-------- DATA EXCERPTS --------

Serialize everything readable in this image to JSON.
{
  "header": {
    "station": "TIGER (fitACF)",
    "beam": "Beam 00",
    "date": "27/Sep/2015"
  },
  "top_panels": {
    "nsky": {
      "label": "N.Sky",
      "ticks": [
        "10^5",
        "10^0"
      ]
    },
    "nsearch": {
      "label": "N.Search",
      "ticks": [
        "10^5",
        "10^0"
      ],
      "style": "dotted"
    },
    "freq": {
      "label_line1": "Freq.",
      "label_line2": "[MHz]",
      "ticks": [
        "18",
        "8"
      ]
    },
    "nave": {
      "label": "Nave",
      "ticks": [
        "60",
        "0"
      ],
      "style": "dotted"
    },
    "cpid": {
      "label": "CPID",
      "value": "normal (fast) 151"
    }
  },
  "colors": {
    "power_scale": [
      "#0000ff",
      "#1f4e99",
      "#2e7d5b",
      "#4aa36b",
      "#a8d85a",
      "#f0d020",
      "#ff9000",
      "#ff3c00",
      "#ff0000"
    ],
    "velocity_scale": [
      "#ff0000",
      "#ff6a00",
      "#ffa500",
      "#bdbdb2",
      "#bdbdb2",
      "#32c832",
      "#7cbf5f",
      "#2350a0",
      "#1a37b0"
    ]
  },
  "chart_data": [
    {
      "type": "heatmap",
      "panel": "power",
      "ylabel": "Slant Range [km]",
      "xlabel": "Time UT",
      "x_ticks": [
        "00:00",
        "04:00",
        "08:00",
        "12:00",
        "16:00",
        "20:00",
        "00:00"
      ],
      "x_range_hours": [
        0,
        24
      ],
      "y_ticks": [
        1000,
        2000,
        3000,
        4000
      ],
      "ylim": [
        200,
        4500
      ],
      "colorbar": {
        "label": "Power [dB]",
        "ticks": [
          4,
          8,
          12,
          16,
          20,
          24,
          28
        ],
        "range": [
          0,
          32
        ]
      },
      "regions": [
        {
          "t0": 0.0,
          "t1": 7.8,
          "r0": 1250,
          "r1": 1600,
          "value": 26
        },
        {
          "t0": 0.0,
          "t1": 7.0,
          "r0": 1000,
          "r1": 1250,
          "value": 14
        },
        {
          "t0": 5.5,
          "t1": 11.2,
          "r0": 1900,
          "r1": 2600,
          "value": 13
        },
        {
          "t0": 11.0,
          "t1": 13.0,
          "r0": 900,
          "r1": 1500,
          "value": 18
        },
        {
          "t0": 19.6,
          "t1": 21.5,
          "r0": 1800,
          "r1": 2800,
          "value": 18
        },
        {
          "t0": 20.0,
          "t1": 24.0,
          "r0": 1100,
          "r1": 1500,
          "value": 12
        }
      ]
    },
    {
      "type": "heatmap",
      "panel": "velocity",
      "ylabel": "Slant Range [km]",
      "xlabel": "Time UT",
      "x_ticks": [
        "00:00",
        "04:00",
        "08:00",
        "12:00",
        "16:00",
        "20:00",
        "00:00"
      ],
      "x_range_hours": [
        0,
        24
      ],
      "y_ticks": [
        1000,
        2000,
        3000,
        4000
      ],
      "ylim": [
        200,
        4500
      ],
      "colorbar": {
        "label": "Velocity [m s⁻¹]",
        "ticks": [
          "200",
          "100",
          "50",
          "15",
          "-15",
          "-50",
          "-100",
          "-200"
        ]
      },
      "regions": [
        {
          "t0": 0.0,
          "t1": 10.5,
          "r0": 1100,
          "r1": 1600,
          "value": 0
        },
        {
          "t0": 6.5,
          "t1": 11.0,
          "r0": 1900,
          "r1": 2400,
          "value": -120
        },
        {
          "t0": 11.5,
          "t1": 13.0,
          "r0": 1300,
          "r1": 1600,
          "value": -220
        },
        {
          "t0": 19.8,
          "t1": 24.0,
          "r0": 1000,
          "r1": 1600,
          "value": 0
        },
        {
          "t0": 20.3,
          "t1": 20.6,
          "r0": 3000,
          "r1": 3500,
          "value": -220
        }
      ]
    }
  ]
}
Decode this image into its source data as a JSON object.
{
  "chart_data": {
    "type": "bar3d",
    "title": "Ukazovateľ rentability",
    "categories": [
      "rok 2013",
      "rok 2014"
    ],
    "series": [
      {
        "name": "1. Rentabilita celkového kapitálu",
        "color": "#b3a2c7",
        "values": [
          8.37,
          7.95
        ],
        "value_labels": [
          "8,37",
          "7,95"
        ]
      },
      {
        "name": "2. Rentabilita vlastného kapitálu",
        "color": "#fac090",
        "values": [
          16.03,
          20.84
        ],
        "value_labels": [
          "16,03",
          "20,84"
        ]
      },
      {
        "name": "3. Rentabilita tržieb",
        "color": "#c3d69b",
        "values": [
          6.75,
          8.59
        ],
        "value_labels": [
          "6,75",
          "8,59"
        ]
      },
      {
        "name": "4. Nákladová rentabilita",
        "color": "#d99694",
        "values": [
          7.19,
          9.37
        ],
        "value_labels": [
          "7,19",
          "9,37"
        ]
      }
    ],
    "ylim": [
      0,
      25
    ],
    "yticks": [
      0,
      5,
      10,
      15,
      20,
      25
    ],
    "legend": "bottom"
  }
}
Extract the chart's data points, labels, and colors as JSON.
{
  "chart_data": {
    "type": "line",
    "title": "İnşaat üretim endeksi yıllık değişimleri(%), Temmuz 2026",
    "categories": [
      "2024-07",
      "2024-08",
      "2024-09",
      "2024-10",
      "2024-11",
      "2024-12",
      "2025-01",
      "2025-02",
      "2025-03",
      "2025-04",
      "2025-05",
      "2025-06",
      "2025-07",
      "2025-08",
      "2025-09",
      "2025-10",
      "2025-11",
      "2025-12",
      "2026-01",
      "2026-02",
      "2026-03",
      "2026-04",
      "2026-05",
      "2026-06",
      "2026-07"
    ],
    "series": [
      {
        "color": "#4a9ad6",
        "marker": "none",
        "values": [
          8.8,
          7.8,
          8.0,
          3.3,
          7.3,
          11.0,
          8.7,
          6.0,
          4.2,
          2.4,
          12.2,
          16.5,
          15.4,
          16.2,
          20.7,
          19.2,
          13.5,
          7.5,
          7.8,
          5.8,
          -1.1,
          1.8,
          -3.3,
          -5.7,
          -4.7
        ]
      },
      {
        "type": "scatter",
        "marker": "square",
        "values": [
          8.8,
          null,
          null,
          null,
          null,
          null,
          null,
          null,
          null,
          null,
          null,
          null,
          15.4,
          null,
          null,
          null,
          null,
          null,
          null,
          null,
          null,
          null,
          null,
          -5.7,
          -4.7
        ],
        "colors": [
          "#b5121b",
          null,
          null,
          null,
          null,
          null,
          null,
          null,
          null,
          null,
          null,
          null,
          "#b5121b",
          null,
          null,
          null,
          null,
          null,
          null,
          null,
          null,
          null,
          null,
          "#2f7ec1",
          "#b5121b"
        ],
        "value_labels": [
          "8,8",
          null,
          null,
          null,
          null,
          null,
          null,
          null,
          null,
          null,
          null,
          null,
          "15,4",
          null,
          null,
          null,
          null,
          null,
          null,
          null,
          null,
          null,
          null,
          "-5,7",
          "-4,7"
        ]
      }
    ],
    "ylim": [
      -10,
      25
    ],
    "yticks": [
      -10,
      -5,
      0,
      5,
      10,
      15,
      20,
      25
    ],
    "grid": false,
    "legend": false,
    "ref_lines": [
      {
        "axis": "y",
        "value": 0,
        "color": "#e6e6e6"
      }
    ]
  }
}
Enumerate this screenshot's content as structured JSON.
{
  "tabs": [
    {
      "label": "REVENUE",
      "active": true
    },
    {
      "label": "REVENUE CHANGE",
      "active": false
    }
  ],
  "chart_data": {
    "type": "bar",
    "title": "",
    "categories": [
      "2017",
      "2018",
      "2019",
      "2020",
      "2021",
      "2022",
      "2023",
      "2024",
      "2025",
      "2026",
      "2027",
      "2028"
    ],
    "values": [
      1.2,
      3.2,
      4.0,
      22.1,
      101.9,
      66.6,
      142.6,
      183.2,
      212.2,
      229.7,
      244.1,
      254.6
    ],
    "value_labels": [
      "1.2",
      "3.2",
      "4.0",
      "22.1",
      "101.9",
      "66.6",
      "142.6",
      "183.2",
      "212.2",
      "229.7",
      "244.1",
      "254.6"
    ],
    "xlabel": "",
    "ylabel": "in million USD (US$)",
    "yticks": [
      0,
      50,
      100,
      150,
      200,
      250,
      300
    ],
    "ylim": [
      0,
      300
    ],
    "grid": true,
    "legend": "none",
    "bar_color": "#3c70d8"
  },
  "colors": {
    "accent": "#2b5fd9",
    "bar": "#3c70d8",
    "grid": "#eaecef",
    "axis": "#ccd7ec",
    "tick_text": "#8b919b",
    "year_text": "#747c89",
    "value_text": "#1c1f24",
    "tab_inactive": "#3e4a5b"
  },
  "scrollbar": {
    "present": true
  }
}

--------

JOB: Which lines above contain "legend"? Show each of them.

RESPONSE BELOW:
    "legend": "bottom"
    "legend": false,
    "legend": "none",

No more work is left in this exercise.